▶

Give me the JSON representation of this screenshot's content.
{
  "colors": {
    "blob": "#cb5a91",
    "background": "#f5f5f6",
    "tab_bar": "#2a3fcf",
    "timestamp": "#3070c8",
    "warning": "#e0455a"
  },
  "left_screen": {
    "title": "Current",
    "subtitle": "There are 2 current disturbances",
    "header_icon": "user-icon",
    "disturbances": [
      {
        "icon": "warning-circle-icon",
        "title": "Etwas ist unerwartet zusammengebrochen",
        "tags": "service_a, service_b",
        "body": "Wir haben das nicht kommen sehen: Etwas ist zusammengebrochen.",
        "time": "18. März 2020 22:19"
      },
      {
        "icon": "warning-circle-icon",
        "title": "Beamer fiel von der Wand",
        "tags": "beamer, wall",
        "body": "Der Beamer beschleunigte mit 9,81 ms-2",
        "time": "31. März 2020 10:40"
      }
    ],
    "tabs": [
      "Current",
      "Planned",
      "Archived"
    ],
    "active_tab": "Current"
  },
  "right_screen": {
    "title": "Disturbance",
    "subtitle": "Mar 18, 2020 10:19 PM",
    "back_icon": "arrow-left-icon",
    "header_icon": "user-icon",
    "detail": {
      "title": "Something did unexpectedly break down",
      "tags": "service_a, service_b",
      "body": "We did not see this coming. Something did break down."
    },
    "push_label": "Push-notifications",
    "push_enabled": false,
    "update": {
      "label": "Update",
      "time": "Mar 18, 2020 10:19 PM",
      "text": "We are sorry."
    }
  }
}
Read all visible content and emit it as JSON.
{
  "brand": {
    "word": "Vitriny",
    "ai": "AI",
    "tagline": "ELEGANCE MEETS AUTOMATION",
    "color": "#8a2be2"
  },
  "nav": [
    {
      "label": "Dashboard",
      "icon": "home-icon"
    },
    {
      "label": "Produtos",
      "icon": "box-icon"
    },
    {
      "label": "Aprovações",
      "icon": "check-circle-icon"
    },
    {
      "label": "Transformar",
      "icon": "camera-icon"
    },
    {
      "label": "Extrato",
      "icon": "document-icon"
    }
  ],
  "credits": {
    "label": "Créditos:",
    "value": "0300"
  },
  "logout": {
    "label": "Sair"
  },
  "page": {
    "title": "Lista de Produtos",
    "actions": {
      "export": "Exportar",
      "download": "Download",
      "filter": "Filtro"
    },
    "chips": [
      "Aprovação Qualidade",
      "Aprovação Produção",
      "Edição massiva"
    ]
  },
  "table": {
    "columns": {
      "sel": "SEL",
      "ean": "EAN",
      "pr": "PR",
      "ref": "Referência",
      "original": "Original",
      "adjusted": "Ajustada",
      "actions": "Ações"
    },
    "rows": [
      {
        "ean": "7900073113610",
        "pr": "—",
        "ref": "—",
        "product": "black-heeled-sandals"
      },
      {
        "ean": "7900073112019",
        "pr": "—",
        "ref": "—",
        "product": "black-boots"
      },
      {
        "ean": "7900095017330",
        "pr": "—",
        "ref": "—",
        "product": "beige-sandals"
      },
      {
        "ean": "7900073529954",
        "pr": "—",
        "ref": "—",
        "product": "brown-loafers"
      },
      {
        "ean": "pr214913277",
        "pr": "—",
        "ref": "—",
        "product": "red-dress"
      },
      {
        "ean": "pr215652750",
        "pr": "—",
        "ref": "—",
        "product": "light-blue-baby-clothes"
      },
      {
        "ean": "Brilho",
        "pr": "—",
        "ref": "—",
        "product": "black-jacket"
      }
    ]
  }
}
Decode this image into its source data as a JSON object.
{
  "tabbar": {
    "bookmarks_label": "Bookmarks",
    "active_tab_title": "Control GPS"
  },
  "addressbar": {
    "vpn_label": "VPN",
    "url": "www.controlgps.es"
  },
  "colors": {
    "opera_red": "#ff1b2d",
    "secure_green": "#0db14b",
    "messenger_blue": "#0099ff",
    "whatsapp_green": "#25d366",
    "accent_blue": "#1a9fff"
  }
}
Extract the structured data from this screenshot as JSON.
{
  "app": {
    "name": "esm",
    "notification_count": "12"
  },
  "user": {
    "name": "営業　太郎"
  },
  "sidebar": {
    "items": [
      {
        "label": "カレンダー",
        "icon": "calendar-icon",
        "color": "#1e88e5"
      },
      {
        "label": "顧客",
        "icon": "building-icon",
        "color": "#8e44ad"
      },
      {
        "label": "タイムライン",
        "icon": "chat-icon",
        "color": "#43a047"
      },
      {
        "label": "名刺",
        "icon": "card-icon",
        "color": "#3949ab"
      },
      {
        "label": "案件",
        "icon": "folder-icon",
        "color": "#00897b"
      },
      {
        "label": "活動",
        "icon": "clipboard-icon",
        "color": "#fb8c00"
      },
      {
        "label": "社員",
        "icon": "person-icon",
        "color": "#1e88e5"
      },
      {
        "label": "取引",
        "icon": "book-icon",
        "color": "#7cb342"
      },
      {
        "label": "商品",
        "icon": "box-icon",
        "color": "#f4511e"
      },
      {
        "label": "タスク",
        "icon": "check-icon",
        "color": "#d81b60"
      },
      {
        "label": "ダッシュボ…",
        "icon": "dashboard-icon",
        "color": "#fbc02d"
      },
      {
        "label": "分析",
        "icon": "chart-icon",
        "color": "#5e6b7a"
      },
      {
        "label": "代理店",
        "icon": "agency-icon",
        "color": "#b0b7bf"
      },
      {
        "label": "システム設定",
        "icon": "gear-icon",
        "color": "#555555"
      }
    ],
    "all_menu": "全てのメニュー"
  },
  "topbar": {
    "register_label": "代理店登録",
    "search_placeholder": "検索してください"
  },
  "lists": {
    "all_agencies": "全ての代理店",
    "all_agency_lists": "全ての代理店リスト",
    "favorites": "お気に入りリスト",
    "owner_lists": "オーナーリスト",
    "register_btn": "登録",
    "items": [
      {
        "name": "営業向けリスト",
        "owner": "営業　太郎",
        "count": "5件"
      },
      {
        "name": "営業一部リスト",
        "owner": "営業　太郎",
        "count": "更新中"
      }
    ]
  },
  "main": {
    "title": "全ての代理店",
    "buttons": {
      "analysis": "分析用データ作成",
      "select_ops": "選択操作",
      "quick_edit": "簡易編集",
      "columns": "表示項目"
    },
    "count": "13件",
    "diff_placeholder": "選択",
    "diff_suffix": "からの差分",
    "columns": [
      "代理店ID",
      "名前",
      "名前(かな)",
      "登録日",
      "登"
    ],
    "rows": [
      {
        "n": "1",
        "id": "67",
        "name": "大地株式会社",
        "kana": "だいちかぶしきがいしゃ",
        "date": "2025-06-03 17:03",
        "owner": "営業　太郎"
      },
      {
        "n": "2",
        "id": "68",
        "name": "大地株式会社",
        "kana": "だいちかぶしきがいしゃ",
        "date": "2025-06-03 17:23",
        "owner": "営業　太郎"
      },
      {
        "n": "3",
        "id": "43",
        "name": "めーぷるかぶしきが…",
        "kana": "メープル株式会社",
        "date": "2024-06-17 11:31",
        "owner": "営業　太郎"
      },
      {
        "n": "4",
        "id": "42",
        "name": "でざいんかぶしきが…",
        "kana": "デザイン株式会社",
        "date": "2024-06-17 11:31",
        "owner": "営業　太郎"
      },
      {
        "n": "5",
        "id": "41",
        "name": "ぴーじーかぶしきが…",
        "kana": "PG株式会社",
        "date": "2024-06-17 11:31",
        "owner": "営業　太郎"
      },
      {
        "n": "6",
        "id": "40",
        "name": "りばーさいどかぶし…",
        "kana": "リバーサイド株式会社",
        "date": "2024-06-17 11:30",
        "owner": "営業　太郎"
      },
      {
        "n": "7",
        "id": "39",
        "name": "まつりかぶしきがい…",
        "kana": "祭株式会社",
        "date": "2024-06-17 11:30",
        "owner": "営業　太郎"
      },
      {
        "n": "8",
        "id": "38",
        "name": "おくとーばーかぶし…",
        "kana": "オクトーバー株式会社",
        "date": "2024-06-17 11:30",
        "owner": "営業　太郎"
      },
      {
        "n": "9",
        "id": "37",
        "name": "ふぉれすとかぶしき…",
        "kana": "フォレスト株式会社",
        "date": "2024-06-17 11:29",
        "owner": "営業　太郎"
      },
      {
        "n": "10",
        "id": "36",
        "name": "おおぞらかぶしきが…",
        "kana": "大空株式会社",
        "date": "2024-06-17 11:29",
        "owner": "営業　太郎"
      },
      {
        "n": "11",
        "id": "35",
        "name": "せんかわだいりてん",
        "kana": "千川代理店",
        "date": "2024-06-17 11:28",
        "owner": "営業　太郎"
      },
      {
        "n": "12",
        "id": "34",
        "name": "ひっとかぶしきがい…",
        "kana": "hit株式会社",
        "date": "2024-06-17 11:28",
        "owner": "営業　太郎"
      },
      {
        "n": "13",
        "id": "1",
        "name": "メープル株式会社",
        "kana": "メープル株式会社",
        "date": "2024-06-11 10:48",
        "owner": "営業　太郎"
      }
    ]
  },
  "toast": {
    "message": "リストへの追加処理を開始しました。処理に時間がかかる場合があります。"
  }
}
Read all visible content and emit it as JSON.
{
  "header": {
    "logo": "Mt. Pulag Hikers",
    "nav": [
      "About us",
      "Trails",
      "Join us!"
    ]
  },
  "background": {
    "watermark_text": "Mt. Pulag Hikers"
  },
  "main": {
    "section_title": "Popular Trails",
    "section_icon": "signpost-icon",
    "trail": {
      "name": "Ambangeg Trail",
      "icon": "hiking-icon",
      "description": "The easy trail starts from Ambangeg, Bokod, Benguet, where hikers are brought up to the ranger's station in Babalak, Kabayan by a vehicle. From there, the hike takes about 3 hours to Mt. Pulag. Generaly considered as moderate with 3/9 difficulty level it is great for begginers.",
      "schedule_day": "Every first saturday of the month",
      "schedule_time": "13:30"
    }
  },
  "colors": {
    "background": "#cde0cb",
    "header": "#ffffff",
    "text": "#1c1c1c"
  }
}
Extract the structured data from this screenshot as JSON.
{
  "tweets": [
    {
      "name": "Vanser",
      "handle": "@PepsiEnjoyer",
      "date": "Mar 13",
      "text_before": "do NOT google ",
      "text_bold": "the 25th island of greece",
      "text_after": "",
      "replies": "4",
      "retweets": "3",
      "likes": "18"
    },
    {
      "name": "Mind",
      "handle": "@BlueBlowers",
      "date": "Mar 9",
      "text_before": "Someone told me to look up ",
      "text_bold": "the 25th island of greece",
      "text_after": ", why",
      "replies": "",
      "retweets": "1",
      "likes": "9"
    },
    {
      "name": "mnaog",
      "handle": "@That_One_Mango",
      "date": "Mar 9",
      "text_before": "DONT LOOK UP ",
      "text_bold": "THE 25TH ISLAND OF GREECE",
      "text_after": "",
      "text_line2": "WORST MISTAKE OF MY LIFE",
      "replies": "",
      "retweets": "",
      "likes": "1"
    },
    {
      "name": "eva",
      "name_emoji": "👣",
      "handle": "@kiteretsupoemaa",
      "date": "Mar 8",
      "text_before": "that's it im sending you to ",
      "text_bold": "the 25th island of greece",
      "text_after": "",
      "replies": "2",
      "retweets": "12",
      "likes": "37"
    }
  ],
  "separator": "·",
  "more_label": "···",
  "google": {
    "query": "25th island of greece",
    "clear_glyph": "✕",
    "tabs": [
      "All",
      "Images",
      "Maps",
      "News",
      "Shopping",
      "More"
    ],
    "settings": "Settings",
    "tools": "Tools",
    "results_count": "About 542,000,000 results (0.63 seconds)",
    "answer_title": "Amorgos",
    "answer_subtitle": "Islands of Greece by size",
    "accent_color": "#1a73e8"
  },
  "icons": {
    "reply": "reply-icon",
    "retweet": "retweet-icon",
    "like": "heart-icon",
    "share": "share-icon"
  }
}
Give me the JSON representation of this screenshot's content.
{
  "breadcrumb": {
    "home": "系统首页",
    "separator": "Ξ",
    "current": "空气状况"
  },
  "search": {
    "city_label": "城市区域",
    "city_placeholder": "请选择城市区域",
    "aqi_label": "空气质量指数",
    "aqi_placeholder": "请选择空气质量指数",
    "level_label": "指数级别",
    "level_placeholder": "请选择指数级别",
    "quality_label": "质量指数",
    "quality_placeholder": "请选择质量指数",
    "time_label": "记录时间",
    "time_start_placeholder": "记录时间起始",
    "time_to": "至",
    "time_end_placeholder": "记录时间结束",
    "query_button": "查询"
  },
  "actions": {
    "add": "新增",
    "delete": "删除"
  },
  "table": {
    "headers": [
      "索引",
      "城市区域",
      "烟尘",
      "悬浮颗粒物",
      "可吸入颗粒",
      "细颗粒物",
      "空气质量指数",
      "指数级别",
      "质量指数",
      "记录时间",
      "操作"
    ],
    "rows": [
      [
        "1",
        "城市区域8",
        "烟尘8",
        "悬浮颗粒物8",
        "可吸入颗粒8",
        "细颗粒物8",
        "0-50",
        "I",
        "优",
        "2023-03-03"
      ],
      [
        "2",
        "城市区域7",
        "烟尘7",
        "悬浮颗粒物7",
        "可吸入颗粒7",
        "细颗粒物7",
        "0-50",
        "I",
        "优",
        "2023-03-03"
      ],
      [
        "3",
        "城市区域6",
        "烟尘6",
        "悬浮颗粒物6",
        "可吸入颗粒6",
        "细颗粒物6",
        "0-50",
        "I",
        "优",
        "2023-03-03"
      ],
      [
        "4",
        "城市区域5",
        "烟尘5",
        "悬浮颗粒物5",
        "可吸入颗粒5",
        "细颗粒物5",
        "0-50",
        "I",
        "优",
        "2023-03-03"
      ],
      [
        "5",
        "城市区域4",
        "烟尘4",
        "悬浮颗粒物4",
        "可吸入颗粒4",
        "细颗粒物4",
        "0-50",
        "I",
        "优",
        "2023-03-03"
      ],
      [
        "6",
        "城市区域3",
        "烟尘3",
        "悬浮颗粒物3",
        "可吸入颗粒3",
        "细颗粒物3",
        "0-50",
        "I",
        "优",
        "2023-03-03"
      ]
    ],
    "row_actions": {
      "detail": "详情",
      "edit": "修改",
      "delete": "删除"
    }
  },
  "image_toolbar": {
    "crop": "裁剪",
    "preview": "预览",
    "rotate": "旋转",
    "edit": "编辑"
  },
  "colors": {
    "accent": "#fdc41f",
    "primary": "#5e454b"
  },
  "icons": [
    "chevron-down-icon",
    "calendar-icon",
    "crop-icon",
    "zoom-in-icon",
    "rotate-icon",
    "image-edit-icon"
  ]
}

◀

■ **SHORT TASK**:
Give only a number: how many lines of the data hold the string "sandals"?

■ **RESULT OF THE TASK**:
2